Extracted data =
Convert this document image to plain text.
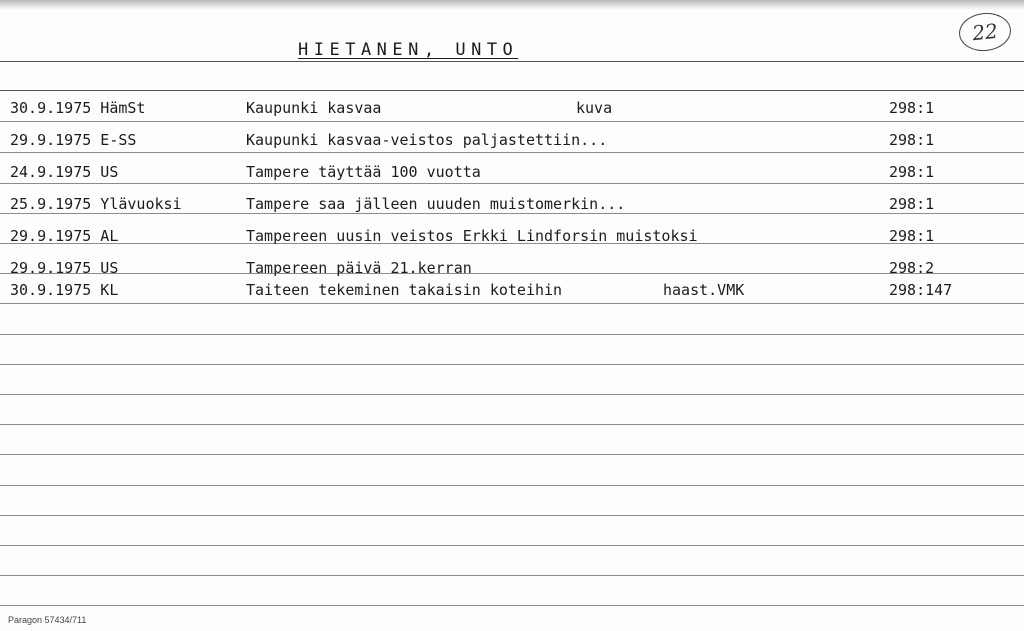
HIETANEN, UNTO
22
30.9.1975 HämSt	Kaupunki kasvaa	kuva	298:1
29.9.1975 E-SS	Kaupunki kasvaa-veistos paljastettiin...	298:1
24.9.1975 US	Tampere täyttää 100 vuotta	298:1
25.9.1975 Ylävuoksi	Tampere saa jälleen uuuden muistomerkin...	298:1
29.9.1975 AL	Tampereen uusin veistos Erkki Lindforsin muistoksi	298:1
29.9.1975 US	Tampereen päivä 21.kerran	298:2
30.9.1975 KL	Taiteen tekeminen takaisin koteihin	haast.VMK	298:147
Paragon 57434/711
==
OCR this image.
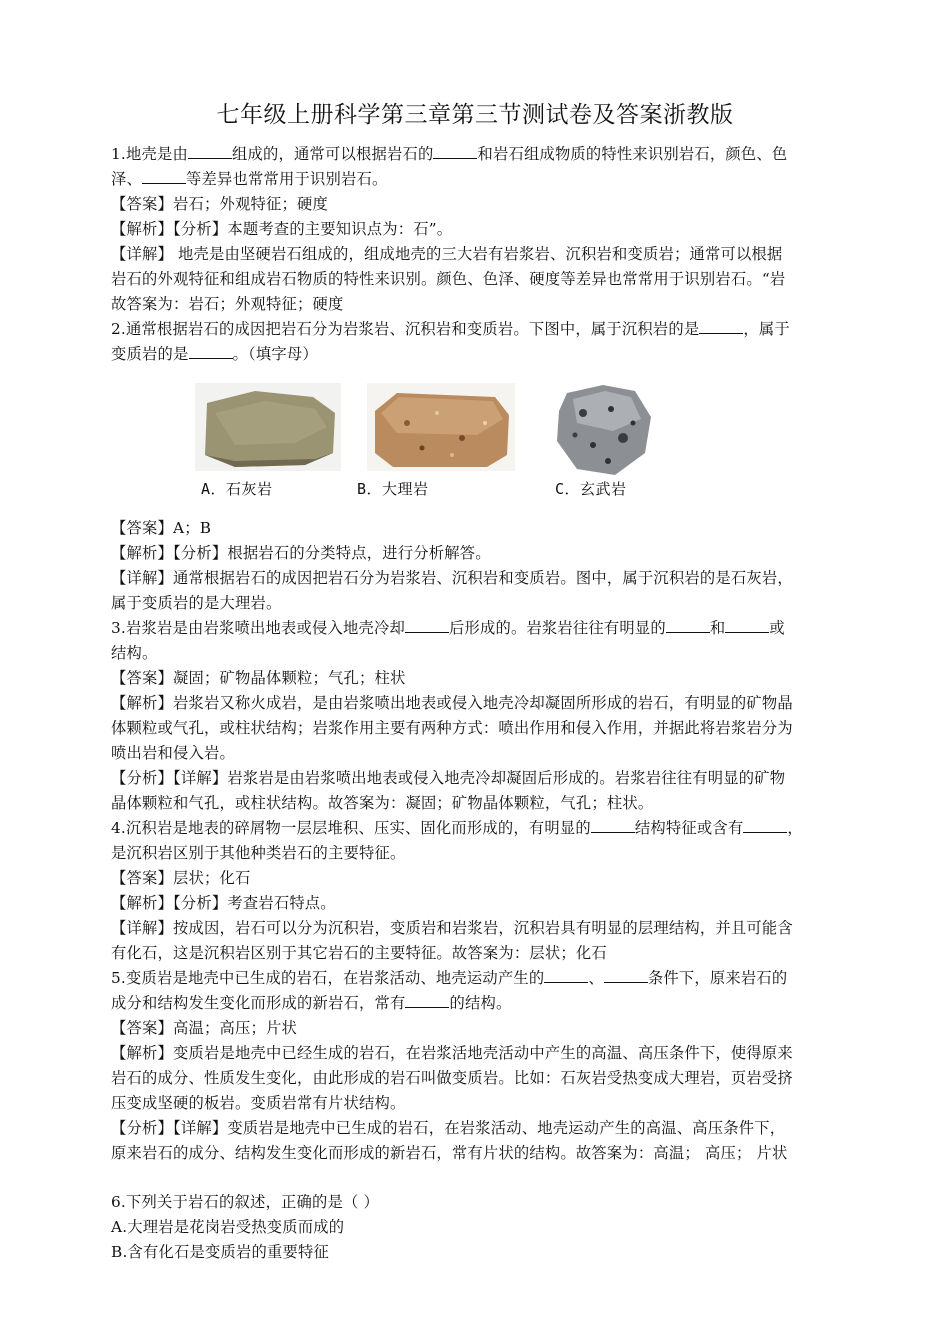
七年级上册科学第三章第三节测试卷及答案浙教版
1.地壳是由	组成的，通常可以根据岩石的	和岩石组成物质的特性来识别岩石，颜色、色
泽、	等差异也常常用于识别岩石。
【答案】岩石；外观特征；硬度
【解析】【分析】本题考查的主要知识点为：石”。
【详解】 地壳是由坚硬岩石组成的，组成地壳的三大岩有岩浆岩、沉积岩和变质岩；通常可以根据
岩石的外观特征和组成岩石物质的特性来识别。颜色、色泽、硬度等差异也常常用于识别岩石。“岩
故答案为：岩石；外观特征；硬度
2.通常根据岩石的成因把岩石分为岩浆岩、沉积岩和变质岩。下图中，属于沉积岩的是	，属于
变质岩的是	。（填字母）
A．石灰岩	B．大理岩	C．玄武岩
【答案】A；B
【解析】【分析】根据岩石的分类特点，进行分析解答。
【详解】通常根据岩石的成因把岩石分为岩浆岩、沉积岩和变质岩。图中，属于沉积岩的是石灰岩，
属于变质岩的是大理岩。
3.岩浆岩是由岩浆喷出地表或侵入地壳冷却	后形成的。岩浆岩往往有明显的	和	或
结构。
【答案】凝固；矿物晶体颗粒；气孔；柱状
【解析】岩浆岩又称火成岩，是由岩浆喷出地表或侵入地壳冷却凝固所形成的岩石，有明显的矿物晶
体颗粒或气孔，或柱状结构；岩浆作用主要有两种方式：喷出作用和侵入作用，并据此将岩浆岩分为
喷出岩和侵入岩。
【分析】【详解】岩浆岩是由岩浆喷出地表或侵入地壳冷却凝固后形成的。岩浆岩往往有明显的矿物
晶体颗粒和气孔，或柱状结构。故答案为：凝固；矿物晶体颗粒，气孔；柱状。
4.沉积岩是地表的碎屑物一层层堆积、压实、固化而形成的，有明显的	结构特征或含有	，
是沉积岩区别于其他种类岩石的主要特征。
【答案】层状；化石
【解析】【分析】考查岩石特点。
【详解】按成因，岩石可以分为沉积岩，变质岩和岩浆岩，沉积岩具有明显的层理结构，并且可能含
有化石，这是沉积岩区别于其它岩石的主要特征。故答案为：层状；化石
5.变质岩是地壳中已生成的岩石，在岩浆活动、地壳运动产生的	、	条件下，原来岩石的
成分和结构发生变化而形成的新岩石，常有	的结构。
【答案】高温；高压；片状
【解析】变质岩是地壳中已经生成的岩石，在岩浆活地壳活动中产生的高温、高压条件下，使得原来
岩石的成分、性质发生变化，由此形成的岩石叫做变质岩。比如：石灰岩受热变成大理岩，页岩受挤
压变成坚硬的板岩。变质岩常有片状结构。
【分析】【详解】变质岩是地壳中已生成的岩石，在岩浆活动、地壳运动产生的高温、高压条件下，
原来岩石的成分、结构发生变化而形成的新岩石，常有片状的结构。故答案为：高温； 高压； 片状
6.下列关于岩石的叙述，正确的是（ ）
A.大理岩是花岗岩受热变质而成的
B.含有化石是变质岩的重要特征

What is needed =
Lines containing the word "沉积岩和变质岩" must all be returned from the material above.

Complete response =
【详解】 地壳是由坚硬岩石组成的，组成地壳的三大岩有岩浆岩、沉积岩和变质岩；通常可以根据
2.通常根据岩石的成因把岩石分为岩浆岩、沉积岩和变质岩。下图中，属于沉积岩的是	，属于
【详解】通常根据岩石的成因把岩石分为岩浆岩、沉积岩和变质岩。图中，属于沉积岩的是石灰岩，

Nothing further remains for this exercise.